EXERCISE
Reproduce verbatim the rows in the span that opens with the line containing "parking-sign-icon: P xyxy=(816,344,842,370)" and closes with the line containing "utility-pillar xyxy=(598,364,609,392)", both of those lines included. Output only these rows.

RAW DATA
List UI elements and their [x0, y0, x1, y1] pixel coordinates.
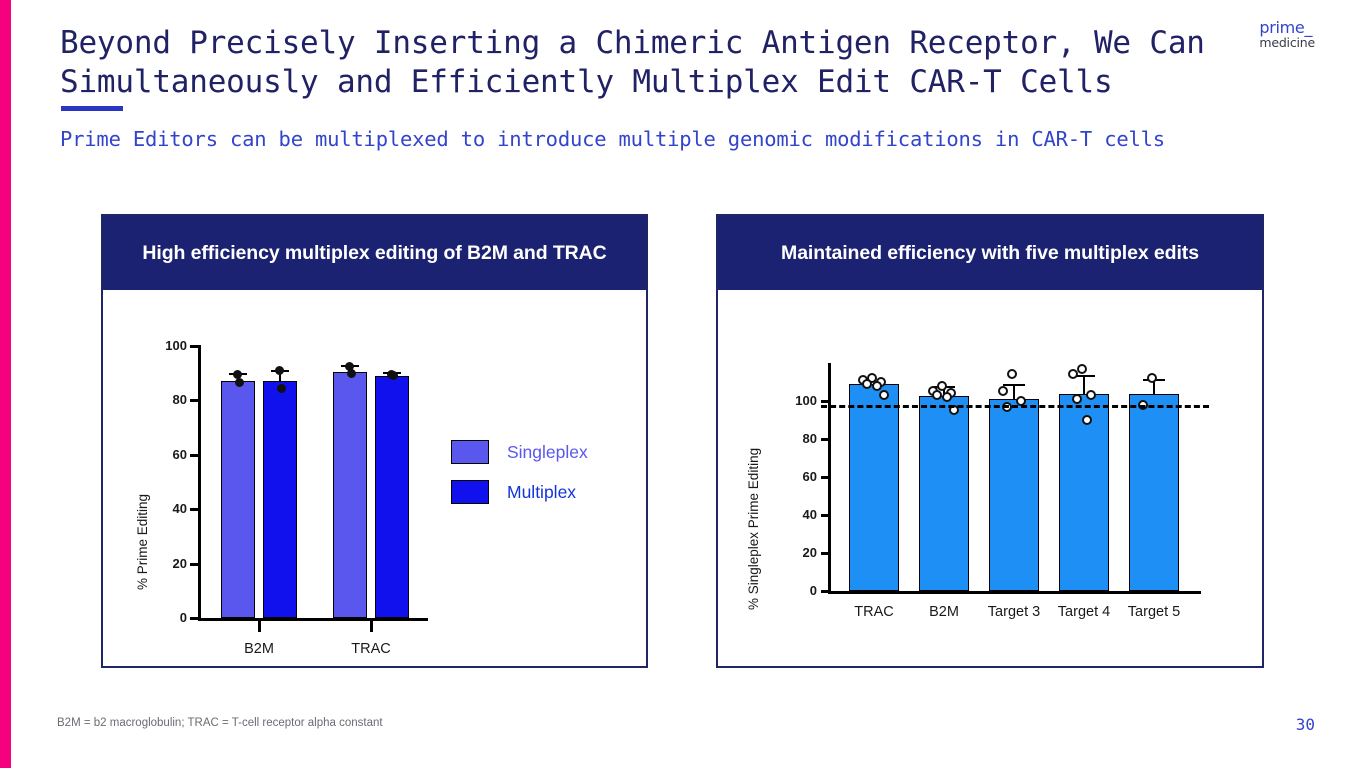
chart-right-data-point [1068, 369, 1078, 379]
chart-left-ytick [190, 345, 201, 348]
panel-right: Maintained efficiency with five multiple… [716, 214, 1264, 668]
chart-right-data-point [1077, 364, 1087, 374]
chart-right-ytick-label: 0 [773, 584, 817, 597]
chart-left-xaxis [198, 618, 428, 621]
chart-left-xtick [258, 621, 261, 632]
prime-medicine-logo: prime_ medicine [1259, 20, 1315, 50]
chart-left-ytick-label: 40 [139, 502, 187, 515]
legend-swatch-multiplex [451, 480, 489, 504]
chart-left-ytick-label: 60 [139, 448, 187, 461]
chart-left-ytick [190, 454, 201, 457]
chart-left-data-point [389, 371, 398, 380]
chart-right-ytick [821, 552, 831, 555]
chart-right-data-point [1147, 373, 1157, 383]
chart-left-bar[interactable] [263, 381, 297, 618]
chart-left-data-point [347, 369, 356, 378]
chart-left-ytick [190, 508, 201, 511]
chart-right-ytick-label: 60 [773, 470, 817, 483]
page-number: 30 [1296, 715, 1315, 734]
chart-left-yaxis [198, 345, 201, 618]
chart-left-data-point [235, 378, 244, 387]
chart-right-ytick-label: 20 [773, 546, 817, 559]
chart-left-data-point [277, 384, 286, 393]
logo-subtext: medicine [1259, 36, 1315, 50]
chart-right-ytick [821, 590, 831, 593]
panel-left: High efficiency multiplex editing of B2M… [101, 214, 648, 668]
legend-item-multiplex[interactable]: Multiplex [451, 480, 576, 504]
panel-left-body: % Prime Editing 020406080100 B2MTRAC Sin… [103, 290, 646, 666]
panel-right-title: Maintained efficiency with five multiple… [718, 216, 1262, 290]
legend-label-multiplex: Multiplex [507, 482, 576, 503]
chart-left-data-point [275, 366, 284, 375]
chart-right-ytick [821, 514, 831, 517]
chart-right-bar[interactable] [849, 384, 899, 591]
chart-left-bar[interactable] [333, 372, 367, 618]
legend-item-singleplex[interactable]: Singleplex [451, 440, 588, 464]
chart-right-ytick-label: 40 [773, 508, 817, 521]
panel-right-body: % Singleplex Prime Editing 020406080100 … [718, 290, 1262, 666]
chart-right-ytick [821, 438, 831, 441]
chart-left-xtick [370, 621, 373, 632]
panel-left-title: High efficiency multiplex editing of B2M… [103, 216, 646, 290]
chart-right-data-point [862, 379, 872, 389]
chart-right-data-point [998, 386, 1008, 396]
chart-right-bar[interactable] [989, 399, 1039, 591]
chart-right-bar[interactable] [919, 396, 969, 591]
chart-right-data-point [1082, 415, 1092, 425]
chart-right-xtick-label: Target 5 [1104, 605, 1204, 620]
title-underline [61, 106, 123, 111]
chart-right-ytick [821, 476, 831, 479]
chart-right-bar[interactable] [1129, 394, 1179, 591]
chart-left-bar[interactable] [221, 381, 255, 618]
chart-right-ytick-label: 100 [773, 394, 817, 407]
chart-right-reference-line [821, 405, 1209, 408]
chart-right-ytick [821, 400, 831, 403]
accent-bar [0, 0, 11, 768]
page-title: Beyond Precisely Inserting a Chimeric An… [60, 24, 1240, 102]
chart-left-ytick-label: 0 [139, 611, 187, 624]
footnote: B2M = b2 macroglobulin; TRAC = T-cell re… [57, 717, 383, 729]
chart-left-legend: Singleplex Multiplex [451, 440, 641, 530]
chart-left-ytick [190, 399, 201, 402]
chart-right-data-point [872, 381, 882, 391]
logo-wordmark: prime_ [1259, 20, 1315, 36]
chart-right-errorbar-cap [1003, 384, 1025, 386]
chart-left-ytick-label: 20 [139, 557, 187, 570]
chart-right-ytick-label: 80 [773, 432, 817, 445]
chart-left-bar[interactable] [375, 376, 409, 618]
page-subtitle: Prime Editors can be multiplexed to intr… [60, 122, 1270, 156]
slide: Beyond Precisely Inserting a Chimeric An… [0, 0, 1365, 768]
chart-right-data-point [1007, 369, 1017, 379]
chart-left-ytick-label: 80 [139, 393, 187, 406]
chart-left-ytick [190, 617, 201, 620]
chart-right-errorbar [1083, 375, 1085, 394]
chart-left-xtick-label: TRAC [316, 642, 426, 657]
chart-right-data-point [937, 381, 947, 391]
chart-right: % Singleplex Prime Editing 020406080100 … [718, 290, 1262, 666]
chart-right-xaxis [828, 591, 1201, 594]
chart-right-errorbar [1013, 384, 1015, 399]
chart-right-ylabel: % Singleplex Prime Editing [746, 448, 761, 610]
chart-left-ytick-label: 100 [139, 339, 187, 352]
chart-left-xtick-label: B2M [204, 642, 314, 657]
chart-right-data-point [1072, 394, 1082, 404]
chart-left-ytick [190, 563, 201, 566]
legend-swatch-singleplex [451, 440, 489, 464]
legend-label-singleplex: Singleplex [507, 442, 588, 463]
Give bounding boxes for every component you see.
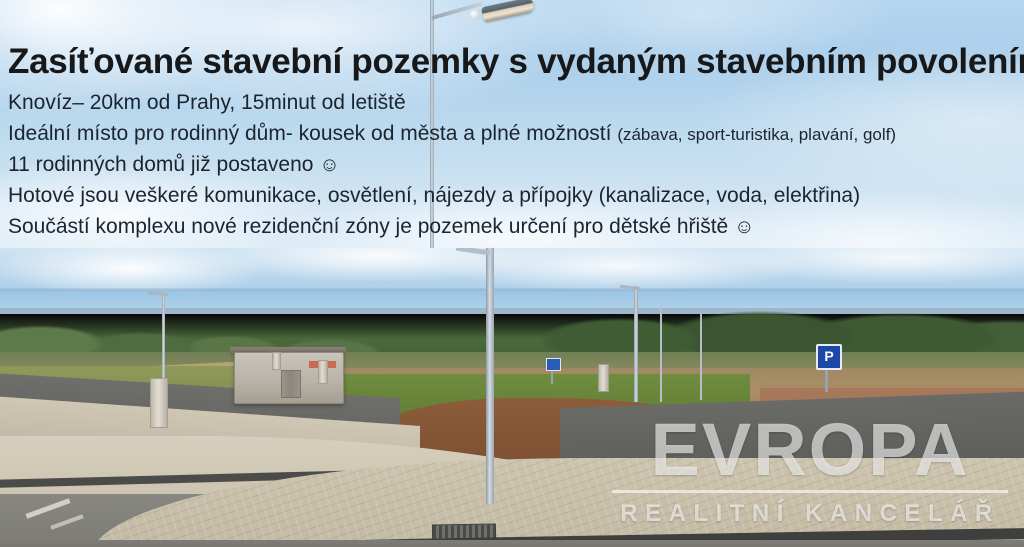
parking-sign-icon: P xyxy=(816,344,842,370)
list-item: 11 rodinných domů již postaveno ☺ xyxy=(8,150,1018,181)
storm-drain-grate-icon xyxy=(432,523,496,539)
bullet-text: Knovíz– 20km od Prahy, 15minut od letišt… xyxy=(8,91,406,114)
site-photograph: P xyxy=(0,248,1024,547)
bullet-list: Knovíz– 20km od Prahy, 15minut od letišt… xyxy=(8,88,1018,243)
smiley-icon: ☺ xyxy=(319,154,339,176)
utility-pole xyxy=(700,314,702,400)
utility-pillar xyxy=(272,352,281,370)
utility-pillar xyxy=(598,364,609,392)
bullet-text: 11 rodinných domů již postaveno xyxy=(8,153,319,176)
asphalt-bottom-strip xyxy=(0,540,1024,547)
list-item: Hotové jsou veškeré komunikace, osvětlen… xyxy=(8,181,1018,212)
traffic-sign-icon xyxy=(546,358,561,371)
streetlight-luminaire-icon xyxy=(481,0,535,22)
list-item: Knovíz– 20km od Prahy, 15minut od letišt… xyxy=(8,88,1018,119)
transformer-box-door xyxy=(281,370,301,398)
list-item: Ideální místo pro rodinný dům- kousek od… xyxy=(8,119,1018,150)
page-title: Zasíťované stavební pozemky s vydaným st… xyxy=(8,44,1024,79)
streetlight-pole xyxy=(486,248,494,504)
utility-pillar xyxy=(150,378,168,428)
streetlight-pole xyxy=(634,286,638,402)
bullet-text: Ideální místo pro rodinný dům- kousek od… xyxy=(8,122,617,145)
real-estate-poster: Zasíťované stavební pozemky s vydaným st… xyxy=(0,0,1024,547)
streetlight-joint-icon xyxy=(470,10,480,20)
bullet-text: Hotové jsou veškeré komunikace, osvětlen… xyxy=(8,184,860,207)
utility-pole xyxy=(660,306,662,402)
utility-pillar xyxy=(318,360,328,384)
bullet-subtext: (zábava, sport-turistika, plavání, golf) xyxy=(617,125,896,144)
bullet-text: Součástí komplexu nové rezidenční zóny j… xyxy=(8,215,734,238)
list-item: Součástí komplexu nové rezidenční zóny j… xyxy=(8,212,1018,243)
smiley-icon: ☺ xyxy=(734,216,754,238)
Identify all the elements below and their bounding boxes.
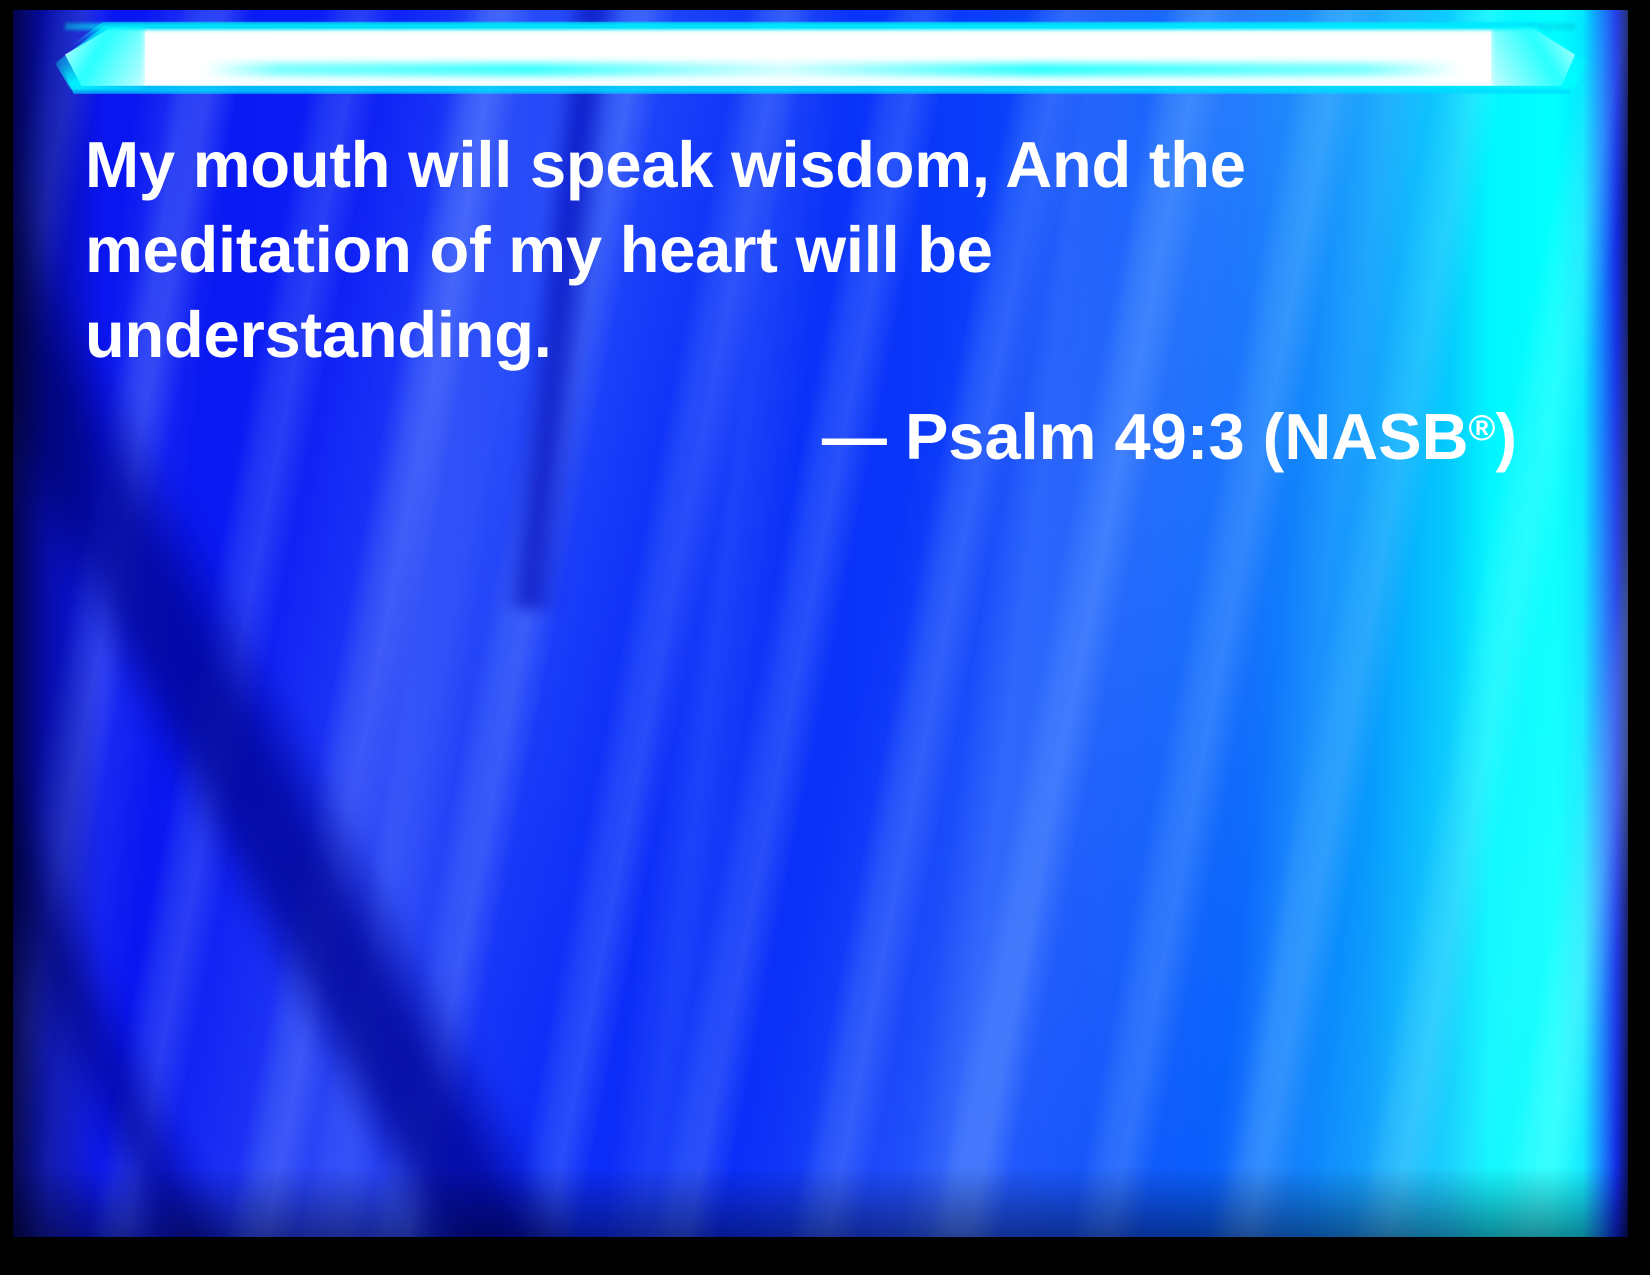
- attribution-dash: —: [822, 400, 887, 473]
- top-banner: [65, 28, 1575, 86]
- verse-slide: My mouth will speak wisdom, And the medi…: [0, 0, 1650, 1275]
- verse-line-1: My mouth will speak wisdom, And the: [85, 122, 1575, 207]
- verse-line-3: understanding.: [85, 292, 1575, 377]
- attribution-open-paren: (: [1263, 400, 1285, 473]
- attribution-translation: NASB: [1284, 400, 1468, 473]
- attribution: — Psalm 49:3 (NASB®): [822, 400, 1517, 473]
- attribution-close-paren: ): [1495, 400, 1517, 473]
- registered-trademark-icon: ®: [1469, 407, 1496, 448]
- attribution-space-1: [887, 400, 905, 473]
- top-banner-inner-cyan-streak: [203, 63, 1463, 76]
- attribution-space-2: [1245, 400, 1263, 473]
- background-bottom-vignette: [13, 1167, 1628, 1237]
- verse-text-block: My mouth will speak wisdom, And the medi…: [85, 122, 1575, 377]
- slide-artboard: My mouth will speak wisdom, And the medi…: [13, 10, 1628, 1237]
- attribution-row: — Psalm 49:3 (NASB®): [85, 386, 1517, 479]
- verse-line-2: meditation of my heart will be: [85, 207, 1575, 292]
- top-banner-top-edge: [65, 23, 1575, 30]
- attribution-reference: Psalm 49:3: [905, 400, 1245, 473]
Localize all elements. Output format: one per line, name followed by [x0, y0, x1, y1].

COMPLETE RESPONSE
parking-sign-icon: P xyxy=(816,344,842,370)
list-item: 11 rodinných domů již postaveno ☺ xyxy=(8,150,1018,181)
storm-drain-grate-icon xyxy=(432,523,496,539)
bullet-text: Knovíz– 20km od Prahy, 15minut od letišt… xyxy=(8,91,406,114)
site-photograph: P xyxy=(0,248,1024,547)
bullet-list: Knovíz– 20km od Prahy, 15minut od letišt… xyxy=(8,88,1018,243)
smiley-icon: ☺ xyxy=(319,154,339,176)
utility-pole xyxy=(700,314,702,400)
utility-pillar xyxy=(272,352,281,370)
utility-pillar xyxy=(598,364,609,392)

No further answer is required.